• Set task
Drop all images and give the records again exactly.

• Items
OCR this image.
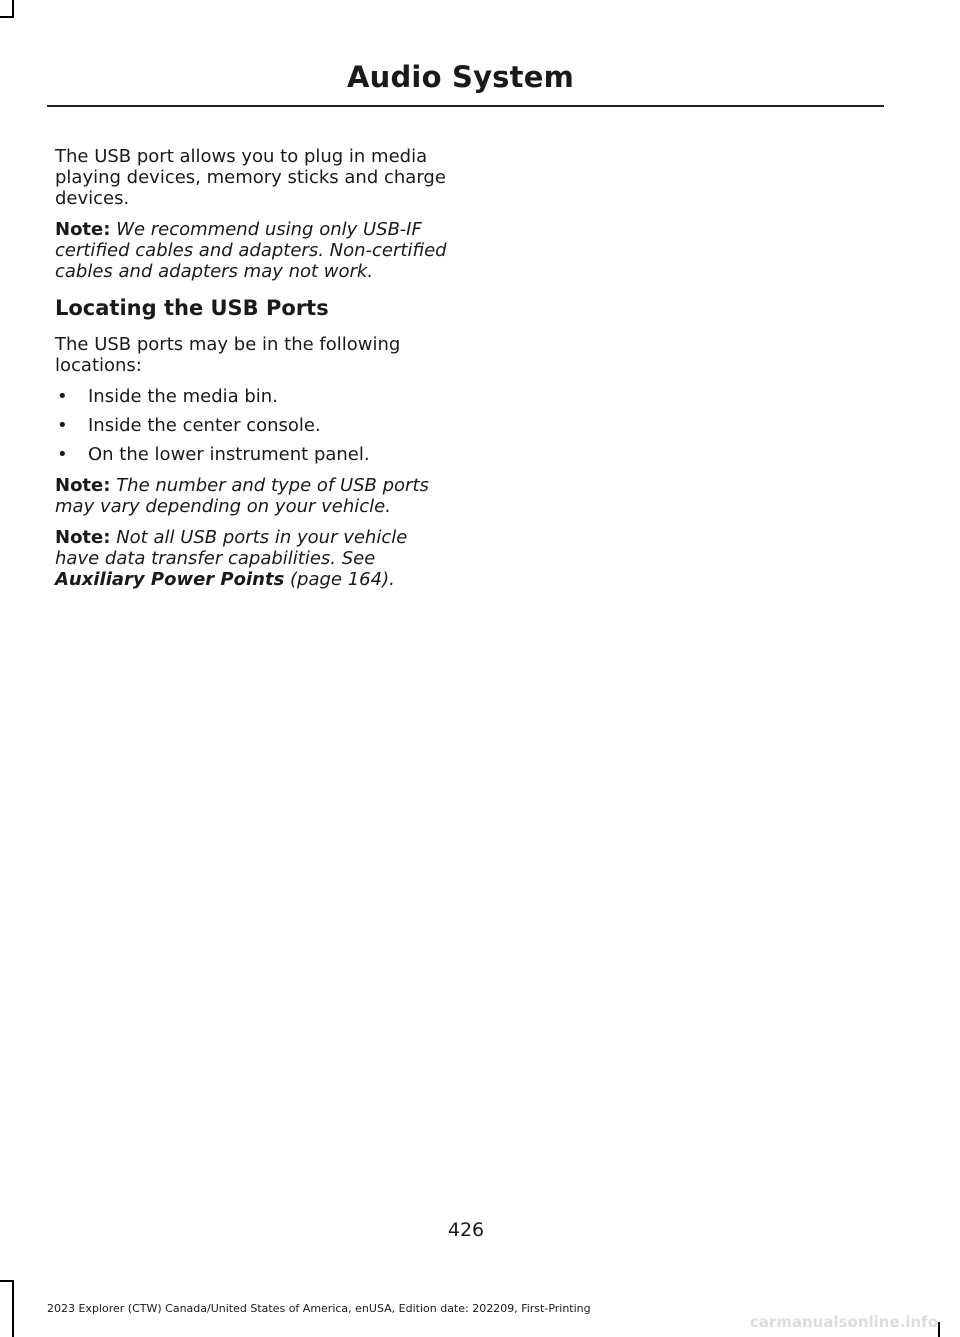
Audio System

The USB port allows you to plug in media playing devices, memory sticks and charge devices.

Note: We recommend using only USB-IF certified cables and adapters. Non-certified cables and adapters may not work.

Locating the USB Ports

The USB ports may be in the following locations:

• Inside the media bin.
• Inside the center console.
• On the lower instrument panel.

Note: The number and type of USB ports may vary depending on your vehicle.

Note: Not all USB ports in your vehicle have data transfer capabilities. See Auxiliary Power Points (page 164).

426
2023 Explorer (CTW) Canada/United States of America, enUSA, Edition date: 202209, First-Printing
carmanualsonline.info
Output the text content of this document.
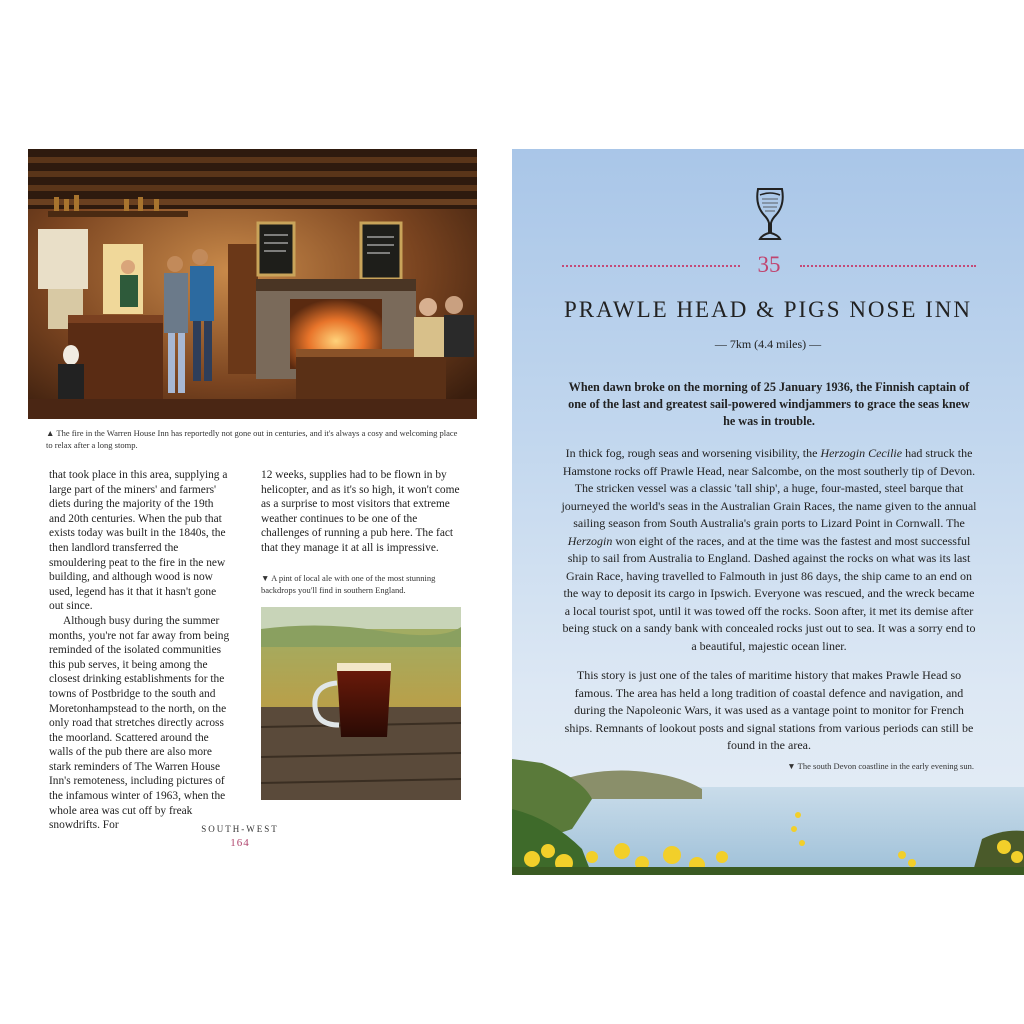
▲ The fire in the Warren House Inn has reportedly not gone out in centuries, and it's always a cosy and welcoming place to relax after a long stomp.

that took place in this area, supplying a large part of the miners' and farmers' diets during the majority of the 19th and 20th centuries. When the pub that exists today was built in the 1840s, the then landlord transferred the smouldering peat to the fire in the new building, and although wood is now used, legend has it that it hasn't gone out since.

Although busy during the summer months, you're not far away from being reminded of the isolated communities this pub serves, it being among the closest drinking establishments for the towns of Postbridge to the south and Moretonhampstead to the north, on the only road that stretches directly across the moorland. Scattered around the walls of the pub there are also more stark reminders of The Warren House Inn's remoteness, including pictures of the infamous winter of 1963, when the whole area was cut off by freak snowdrifts. For

12 weeks, supplies had to be flown in by helicopter, and as it's so high, it won't come as a surprise to most visitors that extreme weather continues to be one of the challenges of running a pub here. The fact that they manage it at all is impressive.

▼ A pint of local ale with one of the most stunning backdrops you'll find in southern England.
SOUTH-WEST
164
35
PRAWLE HEAD & PIGS NOSE INN
— 7km (4.4 miles) —
When dawn broke on the morning of 25 January 1936, the Finnish captain of one of the last and greatest sail-powered windjammers to grace the seas knew he was in trouble.

In thick fog, rough seas and worsening visibility, the Herzogin Cecilie had struck the Hamstone rocks off Prawle Head, near Salcombe, on the most southerly tip of Devon. The stricken vessel was a classic 'tall ship', a huge, four-masted, steel barque that journeyed the world's seas in the Australian Grain Races, the name given to the annual sailing season from South Australia's grain ports to Lizard Point in Cornwall. The Herzogin won eight of the races, and at the time was the fastest and most successful ship to sail from Australia to England. Dashed against the rocks on what was its last Grain Race, having travelled to Falmouth in just 86 days, the ship came to an end on the way to deposit its cargo in Ipswich. Everyone was rescued, and the wreck became a local tourist spot, until it was towed off the rocks. Soon after, it met its demise after being stuck on a sandy bank with concealed rocks just out to sea. It was a sorry end to a beautiful, majestic ocean liner.

This story is just one of the tales of maritime history that makes Prawle Head so famous. The area has held a long tradition of coastal defence and navigation, and during the Napoleonic Wars, it was used as a vantage point to monitor for French ships. Remnants of lookout posts and signal stations from various periods can still be found in the area.

▼ The south Devon coastline in the early evening sun.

• Solution to this task
OCR this image.
Audio System

The USB port allows you to plug in media playing devices, memory sticks and charge devices.

Note: We recommend using only USB-IF certified cables and adapters. Non-certified cables and adapters may not work.

Locating the USB Ports

The USB ports may be in the following locations:

• Inside the media bin.
• Inside the center console.
• On the lower instrument panel.

Note: The number and type of USB ports may vary depending on your vehicle.

Note: Not all USB ports in your vehicle have data transfer capabilities. See Auxiliary Power Points (page 164).

426
2023 Explorer (CTW) Canada/United States of America, enUSA, Edition date: 202209, First-Printing
carmanualsonline.info
Output the text content of this document.
▲ The fire in the Warren House Inn has reportedly not gone out in centuries, and it's always a cosy and welcoming place to relax after a long stomp.

that took place in this area, supplying a large part of the miners' and farmers' diets during the majority of the 19th and 20th centuries. When the pub that exists today was built in the 1840s, the then landlord transferred the smouldering peat to the fire in the new building, and although wood is now used, legend has it that it hasn't gone out since.

Although busy during the summer months, you're not far away from being reminded of the isolated communities this pub serves, it being among the closest drinking establishments for the towns of Postbridge to the south and Moretonhampstead to the north, on the only road that stretches directly across the moorland. Scattered around the walls of the pub there are also more stark reminders of The Warren House Inn's remoteness, including pictures of the infamous winter of 1963, when the whole area was cut off by freak snowdrifts. For

12 weeks, supplies had to be flown in by helicopter, and as it's so high, it won't come as a surprise to most visitors that extreme weather continues to be one of the challenges of running a pub here. The fact that they manage it at all is impressive.

▼ A pint of local ale with one of the most stunning backdrops you'll find in southern England.
SOUTH-WEST
164
35
PRAWLE HEAD & PIGS NOSE INN
— 7km (4.4 miles) —
When dawn broke on the morning of 25 January 1936, the Finnish captain of one of the last and greatest sail-powered windjammers to grace the seas knew he was in trouble.

In thick fog, rough seas and worsening visibility, the Herzogin Cecilie had struck the Hamstone rocks off Prawle Head, near Salcombe, on the most southerly tip of Devon. The stricken vessel was a classic 'tall ship', a huge, four-masted, steel barque that journeyed the world's seas in the Australian Grain Races, the name given to the annual sailing season from South Australia's grain ports to Lizard Point in Cornwall. The Herzogin won eight of the races, and at the time was the fastest and most successful ship to sail from Australia to England. Dashed against the rocks on what was its last Grain Race, having travelled to Falmouth in just 86 days, the ship came to an end on the way to deposit its cargo in Ipswich. Everyone was rescued, and the wreck became a local tourist spot, until it was towed off the rocks. Soon after, it met its demise after being stuck on a sandy bank with concealed rocks just out to sea. It was a sorry end to a beautiful, majestic ocean liner.

This story is just one of the tales of maritime history that makes Prawle Head so famous. The area has held a long tradition of coastal defence and navigation, and during the Napoleonic Wars, it was used as a vantage point to monitor for French ships. Remnants of lookout posts and signal stations from various periods can still be found in the area.

▼ The south Devon coastline in the early evening sun.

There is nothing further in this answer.